> **Stored rows**:
+++
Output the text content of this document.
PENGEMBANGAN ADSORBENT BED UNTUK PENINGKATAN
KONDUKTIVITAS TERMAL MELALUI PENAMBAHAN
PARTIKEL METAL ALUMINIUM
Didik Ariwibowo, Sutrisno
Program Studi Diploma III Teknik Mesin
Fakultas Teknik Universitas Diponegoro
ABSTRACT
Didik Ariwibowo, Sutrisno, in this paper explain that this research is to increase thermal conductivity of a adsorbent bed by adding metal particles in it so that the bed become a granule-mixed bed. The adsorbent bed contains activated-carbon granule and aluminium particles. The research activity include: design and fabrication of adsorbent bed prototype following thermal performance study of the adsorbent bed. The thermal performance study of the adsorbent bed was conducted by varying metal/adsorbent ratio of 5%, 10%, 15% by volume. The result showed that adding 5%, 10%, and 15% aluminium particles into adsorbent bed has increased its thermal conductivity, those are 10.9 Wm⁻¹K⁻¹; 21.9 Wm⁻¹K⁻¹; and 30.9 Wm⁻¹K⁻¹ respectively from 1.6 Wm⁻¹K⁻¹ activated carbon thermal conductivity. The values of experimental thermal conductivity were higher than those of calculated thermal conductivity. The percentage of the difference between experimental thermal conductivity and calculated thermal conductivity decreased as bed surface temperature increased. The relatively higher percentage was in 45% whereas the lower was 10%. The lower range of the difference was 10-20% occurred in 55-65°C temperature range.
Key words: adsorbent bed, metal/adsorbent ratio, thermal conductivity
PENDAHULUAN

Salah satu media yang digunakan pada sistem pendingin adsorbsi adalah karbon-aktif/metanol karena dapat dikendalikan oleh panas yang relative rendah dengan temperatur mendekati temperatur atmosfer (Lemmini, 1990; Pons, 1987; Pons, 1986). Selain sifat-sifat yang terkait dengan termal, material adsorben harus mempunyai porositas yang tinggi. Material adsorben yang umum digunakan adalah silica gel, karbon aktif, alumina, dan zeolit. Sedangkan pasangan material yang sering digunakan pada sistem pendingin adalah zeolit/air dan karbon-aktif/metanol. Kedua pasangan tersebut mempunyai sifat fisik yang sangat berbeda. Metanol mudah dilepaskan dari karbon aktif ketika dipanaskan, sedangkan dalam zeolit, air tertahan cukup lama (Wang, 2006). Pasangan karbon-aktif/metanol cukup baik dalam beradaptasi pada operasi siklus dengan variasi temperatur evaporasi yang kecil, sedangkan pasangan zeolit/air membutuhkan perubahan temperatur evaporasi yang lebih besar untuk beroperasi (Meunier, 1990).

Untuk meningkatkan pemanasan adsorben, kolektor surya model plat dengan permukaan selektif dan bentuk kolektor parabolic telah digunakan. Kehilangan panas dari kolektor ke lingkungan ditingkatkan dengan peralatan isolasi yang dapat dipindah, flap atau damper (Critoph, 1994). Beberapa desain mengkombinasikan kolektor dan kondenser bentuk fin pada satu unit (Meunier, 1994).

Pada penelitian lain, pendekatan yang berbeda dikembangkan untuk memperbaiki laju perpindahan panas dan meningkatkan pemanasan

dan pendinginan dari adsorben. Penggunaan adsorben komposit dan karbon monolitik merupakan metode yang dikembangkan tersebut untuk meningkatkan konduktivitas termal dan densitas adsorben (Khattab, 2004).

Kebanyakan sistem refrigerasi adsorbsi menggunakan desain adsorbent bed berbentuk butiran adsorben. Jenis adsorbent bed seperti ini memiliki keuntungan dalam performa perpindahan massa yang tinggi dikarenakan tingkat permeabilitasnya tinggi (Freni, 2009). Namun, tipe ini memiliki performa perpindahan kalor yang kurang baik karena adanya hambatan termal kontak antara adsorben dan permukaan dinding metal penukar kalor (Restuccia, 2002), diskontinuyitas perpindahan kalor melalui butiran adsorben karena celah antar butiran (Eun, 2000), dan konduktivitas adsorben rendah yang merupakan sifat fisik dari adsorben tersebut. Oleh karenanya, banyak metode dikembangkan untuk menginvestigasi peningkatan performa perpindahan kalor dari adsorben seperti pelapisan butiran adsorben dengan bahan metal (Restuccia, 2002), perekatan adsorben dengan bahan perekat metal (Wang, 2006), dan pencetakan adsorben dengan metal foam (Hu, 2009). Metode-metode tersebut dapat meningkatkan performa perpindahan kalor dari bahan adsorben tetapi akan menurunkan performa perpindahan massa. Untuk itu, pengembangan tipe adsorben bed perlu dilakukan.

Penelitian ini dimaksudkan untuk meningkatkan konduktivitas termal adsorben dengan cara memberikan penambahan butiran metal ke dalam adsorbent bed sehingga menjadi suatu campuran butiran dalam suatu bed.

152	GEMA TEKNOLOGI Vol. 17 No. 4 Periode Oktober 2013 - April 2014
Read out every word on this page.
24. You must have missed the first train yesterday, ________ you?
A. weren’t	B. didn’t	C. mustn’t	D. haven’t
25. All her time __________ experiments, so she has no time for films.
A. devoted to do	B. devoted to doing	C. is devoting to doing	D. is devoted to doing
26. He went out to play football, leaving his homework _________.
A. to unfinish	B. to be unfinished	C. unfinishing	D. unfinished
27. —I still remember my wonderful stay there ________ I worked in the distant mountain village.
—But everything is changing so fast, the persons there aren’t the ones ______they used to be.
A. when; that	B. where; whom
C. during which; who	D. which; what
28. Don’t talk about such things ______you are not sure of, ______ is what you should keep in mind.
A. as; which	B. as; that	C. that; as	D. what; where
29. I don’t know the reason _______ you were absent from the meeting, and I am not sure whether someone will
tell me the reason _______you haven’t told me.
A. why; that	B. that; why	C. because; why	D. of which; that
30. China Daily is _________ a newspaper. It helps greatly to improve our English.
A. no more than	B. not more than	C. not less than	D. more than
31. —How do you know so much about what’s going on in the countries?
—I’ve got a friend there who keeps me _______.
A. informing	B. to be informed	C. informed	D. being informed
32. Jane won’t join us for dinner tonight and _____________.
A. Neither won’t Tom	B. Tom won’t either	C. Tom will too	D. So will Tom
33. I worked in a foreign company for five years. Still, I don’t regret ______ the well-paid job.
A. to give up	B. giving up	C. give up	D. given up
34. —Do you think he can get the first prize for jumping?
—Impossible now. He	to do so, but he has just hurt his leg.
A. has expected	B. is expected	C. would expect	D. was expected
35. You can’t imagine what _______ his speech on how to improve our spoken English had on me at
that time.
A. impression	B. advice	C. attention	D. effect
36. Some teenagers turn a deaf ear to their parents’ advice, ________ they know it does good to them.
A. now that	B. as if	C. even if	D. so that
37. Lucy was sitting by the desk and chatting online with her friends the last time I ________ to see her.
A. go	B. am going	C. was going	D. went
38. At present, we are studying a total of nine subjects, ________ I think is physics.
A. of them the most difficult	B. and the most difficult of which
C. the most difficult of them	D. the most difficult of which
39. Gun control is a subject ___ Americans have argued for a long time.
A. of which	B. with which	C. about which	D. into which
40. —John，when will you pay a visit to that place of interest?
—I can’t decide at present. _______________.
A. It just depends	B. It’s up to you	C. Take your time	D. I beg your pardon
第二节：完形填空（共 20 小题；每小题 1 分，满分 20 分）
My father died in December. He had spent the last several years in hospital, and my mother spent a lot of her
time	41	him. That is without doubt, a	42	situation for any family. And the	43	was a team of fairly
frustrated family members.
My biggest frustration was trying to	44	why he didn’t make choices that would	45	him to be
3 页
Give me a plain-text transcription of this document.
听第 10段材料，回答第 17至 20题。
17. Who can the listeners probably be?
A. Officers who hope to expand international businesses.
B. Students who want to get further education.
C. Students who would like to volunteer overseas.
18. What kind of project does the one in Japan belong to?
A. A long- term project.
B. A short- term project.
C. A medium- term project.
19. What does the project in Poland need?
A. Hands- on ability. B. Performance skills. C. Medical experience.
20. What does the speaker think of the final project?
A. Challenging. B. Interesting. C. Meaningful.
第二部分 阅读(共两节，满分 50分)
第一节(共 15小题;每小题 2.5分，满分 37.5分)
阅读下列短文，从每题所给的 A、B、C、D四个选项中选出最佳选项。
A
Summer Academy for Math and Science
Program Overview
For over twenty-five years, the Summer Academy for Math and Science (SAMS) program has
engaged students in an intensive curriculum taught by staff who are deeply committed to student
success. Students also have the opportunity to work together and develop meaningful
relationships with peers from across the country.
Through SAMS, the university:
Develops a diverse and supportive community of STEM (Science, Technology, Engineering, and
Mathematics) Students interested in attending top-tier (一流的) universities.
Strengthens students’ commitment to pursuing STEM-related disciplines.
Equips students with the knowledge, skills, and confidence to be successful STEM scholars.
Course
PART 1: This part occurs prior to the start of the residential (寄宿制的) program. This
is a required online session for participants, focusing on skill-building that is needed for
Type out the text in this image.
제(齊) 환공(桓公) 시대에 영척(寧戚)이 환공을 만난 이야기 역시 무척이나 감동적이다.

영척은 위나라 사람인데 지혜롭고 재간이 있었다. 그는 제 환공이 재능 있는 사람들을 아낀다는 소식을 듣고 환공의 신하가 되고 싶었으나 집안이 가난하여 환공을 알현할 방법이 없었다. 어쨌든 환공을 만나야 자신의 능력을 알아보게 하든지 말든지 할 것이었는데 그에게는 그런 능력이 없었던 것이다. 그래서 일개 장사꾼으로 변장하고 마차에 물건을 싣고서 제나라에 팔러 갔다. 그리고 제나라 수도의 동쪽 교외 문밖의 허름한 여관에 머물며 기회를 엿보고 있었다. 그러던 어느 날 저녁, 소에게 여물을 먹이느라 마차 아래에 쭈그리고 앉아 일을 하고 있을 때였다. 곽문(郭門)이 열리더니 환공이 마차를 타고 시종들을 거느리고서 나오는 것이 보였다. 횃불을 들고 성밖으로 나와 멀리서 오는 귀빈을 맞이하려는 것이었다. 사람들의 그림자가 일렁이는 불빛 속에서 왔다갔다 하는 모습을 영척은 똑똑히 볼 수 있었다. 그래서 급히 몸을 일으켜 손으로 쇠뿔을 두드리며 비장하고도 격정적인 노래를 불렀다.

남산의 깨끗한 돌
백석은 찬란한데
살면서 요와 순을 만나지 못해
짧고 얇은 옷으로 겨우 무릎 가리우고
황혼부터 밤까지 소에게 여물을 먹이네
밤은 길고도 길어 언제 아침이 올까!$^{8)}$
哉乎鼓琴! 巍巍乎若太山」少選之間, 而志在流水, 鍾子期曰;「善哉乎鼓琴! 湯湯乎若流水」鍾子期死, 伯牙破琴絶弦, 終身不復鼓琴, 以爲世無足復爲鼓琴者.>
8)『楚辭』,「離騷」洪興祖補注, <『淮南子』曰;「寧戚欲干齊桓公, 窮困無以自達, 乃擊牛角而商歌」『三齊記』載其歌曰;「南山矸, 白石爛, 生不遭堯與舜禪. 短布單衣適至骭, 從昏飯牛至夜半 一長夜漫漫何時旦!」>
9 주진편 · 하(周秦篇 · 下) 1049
+++
> **Your task**: Starting with the line that contains "Type out the text in this image.", return each line through the last one of the data above, exactly as written and nothing more.

> **Correct result**:
Type out the text in this image.
제(齊) 환공(桓公) 시대에 영척(寧戚)이 환공을 만난 이야기 역시 무척이나 감동적이다.

영척은 위나라 사람인데 지혜롭고 재간이 있었다. 그는 제 환공이 재능 있는 사람들을 아낀다는 소식을 듣고 환공의 신하가 되고 싶었으나 집안이 가난하여 환공을 알현할 방법이 없었다. 어쨌든 환공을 만나야 자신의 능력을 알아보게 하든지 말든지 할 것이었는데 그에게는 그런 능력이 없었던 것이다. 그래서 일개 장사꾼으로 변장하고 마차에 물건을 싣고서 제나라에 팔러 갔다. 그리고 제나라 수도의 동쪽 교외 문밖의 허름한 여관에 머물며 기회를 엿보고 있었다. 그러던 어느 날 저녁, 소에게 여물을 먹이느라 마차 아래에 쭈그리고 앉아 일을 하고 있을 때였다. 곽문(郭門)이 열리더니 환공이 마차를 타고 시종들을 거느리고서 나오는 것이 보였다. 횃불을 들고 성밖으로 나와 멀리서 오는 귀빈을 맞이하려는 것이었다. 사람들의 그림자가 일렁이는 불빛 속에서 왔다갔다 하는 모습을 영척은 똑똑히 볼 수 있었다. 그래서 급히 몸을 일으켜 손으로 쇠뿔을 두드리며 비장하고도 격정적인 노래를 불렀다.

남산의 깨끗한 돌
백석은 찬란한데
살면서 요와 순을 만나지 못해
짧고 얇은 옷으로 겨우 무릎 가리우고
황혼부터 밤까지 소에게 여물을 먹이네
밤은 길고도 길어 언제 아침이 올까!$^{8)}$
哉乎鼓琴! 巍巍乎若太山」少選之間, 而志在流水, 鍾子期曰;「善哉乎鼓琴! 湯湯乎若流水」鍾子期死, 伯牙破琴絶弦, 終身不復鼓琴, 以爲世無足復爲鼓琴者.>
8)『楚辭』,「離騷」洪興祖補注, <『淮南子』曰;「寧戚欲干齊桓公, 窮困無以自達, 乃擊牛角而商歌」『三齊記』載其歌曰;「南山矸, 白石爛, 生不遭堯與舜禪. 短布單衣適至骭, 從昏飯牛至夜半 一長夜漫漫何時旦!」>
9 주진편 · 하(周秦篇 · 下) 1049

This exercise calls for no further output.